** Begin SUPPLIED INFORMATION **

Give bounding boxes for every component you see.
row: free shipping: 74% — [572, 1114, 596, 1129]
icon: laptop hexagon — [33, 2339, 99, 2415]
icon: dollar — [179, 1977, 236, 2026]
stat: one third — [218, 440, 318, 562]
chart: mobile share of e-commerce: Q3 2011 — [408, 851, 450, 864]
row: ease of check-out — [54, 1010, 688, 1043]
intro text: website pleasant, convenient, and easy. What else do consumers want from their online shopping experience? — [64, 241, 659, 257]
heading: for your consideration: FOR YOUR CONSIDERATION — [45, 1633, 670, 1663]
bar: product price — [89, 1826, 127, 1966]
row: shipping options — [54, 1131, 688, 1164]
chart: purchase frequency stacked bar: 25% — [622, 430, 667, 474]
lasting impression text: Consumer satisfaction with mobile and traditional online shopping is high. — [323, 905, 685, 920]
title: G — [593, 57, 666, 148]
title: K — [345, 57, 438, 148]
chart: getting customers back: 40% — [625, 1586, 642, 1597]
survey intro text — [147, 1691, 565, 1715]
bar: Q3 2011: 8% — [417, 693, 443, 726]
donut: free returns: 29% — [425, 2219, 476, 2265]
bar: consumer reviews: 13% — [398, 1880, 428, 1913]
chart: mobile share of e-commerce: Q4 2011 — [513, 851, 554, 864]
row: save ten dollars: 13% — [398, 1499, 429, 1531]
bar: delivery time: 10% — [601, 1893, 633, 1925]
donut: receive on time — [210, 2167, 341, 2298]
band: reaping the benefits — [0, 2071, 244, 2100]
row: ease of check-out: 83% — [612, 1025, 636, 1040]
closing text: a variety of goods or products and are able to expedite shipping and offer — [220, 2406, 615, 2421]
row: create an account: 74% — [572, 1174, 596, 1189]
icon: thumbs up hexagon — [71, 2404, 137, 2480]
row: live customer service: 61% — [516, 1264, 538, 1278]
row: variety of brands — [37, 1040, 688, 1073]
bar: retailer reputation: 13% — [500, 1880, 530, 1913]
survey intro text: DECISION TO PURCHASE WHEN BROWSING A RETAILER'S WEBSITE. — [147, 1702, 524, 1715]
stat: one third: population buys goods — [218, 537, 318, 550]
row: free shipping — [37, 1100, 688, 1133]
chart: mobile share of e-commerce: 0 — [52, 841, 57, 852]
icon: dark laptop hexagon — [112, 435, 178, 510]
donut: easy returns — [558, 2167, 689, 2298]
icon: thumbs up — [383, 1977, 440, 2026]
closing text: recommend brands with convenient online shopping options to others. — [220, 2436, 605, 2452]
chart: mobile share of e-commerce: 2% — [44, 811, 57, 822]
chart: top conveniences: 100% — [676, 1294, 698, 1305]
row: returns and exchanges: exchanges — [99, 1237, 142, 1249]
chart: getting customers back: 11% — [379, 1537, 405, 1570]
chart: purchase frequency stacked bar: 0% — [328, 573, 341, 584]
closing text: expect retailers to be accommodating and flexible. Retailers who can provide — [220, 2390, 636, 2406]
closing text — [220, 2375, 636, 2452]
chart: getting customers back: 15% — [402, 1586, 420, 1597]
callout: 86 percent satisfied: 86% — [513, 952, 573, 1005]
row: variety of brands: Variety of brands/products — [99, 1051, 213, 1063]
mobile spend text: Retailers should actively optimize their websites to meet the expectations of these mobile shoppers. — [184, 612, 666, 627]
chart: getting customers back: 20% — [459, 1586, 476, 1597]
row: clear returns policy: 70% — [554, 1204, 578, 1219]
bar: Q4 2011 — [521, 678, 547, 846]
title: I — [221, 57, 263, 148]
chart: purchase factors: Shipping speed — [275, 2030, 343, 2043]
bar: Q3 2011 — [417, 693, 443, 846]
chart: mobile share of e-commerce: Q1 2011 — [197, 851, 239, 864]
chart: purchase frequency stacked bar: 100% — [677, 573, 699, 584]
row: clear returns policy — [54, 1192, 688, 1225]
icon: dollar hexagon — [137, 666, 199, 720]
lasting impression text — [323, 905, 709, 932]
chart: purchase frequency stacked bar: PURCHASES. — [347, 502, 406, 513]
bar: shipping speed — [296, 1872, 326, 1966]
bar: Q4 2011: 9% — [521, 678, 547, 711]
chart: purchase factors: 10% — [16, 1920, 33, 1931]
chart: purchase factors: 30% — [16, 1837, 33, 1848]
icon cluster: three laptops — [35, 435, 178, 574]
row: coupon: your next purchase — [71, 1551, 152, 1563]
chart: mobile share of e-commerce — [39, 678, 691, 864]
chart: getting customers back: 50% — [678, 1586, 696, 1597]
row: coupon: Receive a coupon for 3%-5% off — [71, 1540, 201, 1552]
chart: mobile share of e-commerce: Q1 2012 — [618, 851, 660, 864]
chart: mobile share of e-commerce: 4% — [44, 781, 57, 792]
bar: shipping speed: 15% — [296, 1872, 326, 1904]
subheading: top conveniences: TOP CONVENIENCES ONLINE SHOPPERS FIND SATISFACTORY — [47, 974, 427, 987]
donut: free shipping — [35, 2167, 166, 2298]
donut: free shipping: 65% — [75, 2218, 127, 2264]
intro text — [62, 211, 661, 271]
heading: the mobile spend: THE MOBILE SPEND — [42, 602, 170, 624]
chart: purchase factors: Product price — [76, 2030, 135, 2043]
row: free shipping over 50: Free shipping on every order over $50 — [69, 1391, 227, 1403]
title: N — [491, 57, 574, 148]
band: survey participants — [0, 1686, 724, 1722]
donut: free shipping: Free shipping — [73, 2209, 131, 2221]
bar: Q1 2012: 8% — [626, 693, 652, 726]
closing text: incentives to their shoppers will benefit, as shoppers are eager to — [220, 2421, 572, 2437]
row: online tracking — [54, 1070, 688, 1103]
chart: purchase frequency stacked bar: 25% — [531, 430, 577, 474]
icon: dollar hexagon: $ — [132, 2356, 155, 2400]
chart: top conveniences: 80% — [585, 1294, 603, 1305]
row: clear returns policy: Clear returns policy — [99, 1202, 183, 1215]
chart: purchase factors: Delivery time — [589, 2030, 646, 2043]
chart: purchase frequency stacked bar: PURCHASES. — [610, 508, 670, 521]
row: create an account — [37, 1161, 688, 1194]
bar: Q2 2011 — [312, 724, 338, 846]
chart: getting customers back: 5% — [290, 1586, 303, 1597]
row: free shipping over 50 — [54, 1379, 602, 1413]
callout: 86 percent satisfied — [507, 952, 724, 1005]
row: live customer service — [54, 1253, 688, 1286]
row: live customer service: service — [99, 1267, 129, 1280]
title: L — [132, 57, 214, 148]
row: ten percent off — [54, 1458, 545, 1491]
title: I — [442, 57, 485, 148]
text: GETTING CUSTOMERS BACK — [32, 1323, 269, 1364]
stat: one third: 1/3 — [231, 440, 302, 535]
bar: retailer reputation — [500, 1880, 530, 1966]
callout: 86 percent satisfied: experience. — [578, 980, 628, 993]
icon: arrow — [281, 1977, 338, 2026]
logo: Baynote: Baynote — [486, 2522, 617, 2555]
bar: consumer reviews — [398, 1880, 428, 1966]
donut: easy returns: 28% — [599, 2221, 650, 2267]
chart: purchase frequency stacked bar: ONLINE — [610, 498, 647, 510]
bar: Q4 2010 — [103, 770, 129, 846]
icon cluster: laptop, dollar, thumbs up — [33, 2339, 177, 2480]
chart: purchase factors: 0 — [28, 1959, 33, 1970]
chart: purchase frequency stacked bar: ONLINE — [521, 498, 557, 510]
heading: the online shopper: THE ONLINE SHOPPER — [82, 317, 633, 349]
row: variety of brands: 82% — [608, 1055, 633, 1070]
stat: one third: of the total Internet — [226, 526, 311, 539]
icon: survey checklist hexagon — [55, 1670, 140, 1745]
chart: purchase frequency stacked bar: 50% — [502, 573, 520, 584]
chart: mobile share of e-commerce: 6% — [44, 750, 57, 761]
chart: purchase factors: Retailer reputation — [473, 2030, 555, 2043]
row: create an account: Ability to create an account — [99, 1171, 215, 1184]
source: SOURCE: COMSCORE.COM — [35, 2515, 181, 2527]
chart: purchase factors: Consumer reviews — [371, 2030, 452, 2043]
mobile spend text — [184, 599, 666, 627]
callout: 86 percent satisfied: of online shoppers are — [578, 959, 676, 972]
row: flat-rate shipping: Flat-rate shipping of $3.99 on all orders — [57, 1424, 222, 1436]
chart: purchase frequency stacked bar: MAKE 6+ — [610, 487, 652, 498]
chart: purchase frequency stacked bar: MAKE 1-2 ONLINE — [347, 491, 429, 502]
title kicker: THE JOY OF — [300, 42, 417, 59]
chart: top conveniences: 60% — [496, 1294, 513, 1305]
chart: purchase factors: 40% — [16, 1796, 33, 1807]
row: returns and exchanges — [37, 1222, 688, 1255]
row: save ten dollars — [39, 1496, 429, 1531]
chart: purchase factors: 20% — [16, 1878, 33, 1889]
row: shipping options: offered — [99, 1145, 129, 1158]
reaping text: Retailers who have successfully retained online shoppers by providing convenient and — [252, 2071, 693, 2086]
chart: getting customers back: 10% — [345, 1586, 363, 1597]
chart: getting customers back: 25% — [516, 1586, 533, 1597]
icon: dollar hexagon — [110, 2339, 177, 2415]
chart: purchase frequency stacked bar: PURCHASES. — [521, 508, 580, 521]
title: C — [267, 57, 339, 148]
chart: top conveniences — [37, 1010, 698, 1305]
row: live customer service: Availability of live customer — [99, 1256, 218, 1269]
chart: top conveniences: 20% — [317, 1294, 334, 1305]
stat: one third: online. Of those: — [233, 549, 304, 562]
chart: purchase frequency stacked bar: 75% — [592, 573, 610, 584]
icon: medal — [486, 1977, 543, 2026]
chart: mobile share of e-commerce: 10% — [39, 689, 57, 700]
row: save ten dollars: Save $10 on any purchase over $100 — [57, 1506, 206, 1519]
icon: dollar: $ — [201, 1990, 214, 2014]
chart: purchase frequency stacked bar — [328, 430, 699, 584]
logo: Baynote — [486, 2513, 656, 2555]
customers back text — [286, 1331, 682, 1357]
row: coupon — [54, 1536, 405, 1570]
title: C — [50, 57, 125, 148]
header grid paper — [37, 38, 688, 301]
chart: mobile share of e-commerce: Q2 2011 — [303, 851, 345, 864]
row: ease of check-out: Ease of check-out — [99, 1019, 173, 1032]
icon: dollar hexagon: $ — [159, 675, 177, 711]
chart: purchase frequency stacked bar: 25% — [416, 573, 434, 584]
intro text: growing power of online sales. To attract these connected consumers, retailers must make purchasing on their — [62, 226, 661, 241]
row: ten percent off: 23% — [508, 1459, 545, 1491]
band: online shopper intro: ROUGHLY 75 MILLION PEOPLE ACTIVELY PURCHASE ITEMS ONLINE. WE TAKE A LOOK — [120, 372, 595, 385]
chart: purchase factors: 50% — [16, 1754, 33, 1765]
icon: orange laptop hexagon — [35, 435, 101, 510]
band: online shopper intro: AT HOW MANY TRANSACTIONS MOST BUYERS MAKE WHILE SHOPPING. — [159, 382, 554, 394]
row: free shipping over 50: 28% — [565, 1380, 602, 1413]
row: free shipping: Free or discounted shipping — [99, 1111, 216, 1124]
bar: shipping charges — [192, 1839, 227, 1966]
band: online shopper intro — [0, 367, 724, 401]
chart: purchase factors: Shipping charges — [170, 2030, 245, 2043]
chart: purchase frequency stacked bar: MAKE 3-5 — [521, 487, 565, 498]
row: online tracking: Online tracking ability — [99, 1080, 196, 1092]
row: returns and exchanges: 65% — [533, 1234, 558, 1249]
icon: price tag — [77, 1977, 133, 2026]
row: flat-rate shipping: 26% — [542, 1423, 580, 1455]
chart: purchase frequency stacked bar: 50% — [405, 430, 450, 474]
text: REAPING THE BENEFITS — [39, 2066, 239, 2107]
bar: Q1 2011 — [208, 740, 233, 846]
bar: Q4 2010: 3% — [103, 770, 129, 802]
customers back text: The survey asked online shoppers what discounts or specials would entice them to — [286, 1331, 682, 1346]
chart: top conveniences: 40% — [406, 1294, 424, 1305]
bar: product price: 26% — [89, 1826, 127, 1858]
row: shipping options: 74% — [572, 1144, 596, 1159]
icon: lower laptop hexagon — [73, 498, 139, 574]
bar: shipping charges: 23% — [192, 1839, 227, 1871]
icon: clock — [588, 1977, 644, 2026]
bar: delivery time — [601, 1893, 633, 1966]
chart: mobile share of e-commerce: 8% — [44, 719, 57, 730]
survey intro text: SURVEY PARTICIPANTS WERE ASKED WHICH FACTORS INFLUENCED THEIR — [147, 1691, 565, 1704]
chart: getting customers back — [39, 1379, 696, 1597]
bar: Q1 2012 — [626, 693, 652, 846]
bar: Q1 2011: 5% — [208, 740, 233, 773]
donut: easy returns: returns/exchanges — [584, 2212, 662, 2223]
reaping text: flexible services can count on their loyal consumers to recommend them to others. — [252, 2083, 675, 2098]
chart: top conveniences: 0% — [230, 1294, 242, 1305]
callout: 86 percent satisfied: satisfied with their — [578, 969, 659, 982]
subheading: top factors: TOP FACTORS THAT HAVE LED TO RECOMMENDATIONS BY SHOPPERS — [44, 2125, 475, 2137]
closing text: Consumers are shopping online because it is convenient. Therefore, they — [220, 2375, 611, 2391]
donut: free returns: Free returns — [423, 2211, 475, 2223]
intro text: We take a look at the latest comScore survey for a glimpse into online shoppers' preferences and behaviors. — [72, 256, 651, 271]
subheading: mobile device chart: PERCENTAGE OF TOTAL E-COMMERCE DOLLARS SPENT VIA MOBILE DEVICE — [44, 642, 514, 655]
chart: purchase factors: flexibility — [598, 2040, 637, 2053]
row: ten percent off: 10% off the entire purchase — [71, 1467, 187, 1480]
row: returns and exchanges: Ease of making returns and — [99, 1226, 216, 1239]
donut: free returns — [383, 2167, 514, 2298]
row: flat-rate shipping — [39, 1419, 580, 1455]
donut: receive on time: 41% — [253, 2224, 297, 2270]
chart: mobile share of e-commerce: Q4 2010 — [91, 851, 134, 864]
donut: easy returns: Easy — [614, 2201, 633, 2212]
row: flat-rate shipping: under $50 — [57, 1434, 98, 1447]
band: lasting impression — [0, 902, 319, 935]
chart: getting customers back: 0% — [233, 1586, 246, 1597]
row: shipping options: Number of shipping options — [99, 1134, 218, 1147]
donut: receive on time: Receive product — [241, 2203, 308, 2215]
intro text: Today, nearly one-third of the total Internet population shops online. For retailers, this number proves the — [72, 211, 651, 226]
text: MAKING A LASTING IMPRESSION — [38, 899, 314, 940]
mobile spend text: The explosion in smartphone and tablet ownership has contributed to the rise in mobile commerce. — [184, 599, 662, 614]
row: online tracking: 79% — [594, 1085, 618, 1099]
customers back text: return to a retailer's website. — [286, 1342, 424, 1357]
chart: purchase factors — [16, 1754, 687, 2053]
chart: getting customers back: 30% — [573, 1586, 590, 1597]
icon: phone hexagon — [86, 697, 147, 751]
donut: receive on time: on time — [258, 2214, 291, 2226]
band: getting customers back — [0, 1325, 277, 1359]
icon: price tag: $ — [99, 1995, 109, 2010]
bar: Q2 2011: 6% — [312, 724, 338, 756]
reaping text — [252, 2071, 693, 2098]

** End SUPPLIED INFORMATION **

* [GIVEN PROBLEM]:
Identify every row above that contains the string "save" and copy each of those rows in full.

* [FULL ANSWER]:
row: save ten dollars: 13% — [398, 1499, 429, 1531]
row: save ten dollars — [39, 1496, 429, 1531]
row: save ten dollars: Save $10 on any purchase over $100 — [57, 1506, 206, 1519]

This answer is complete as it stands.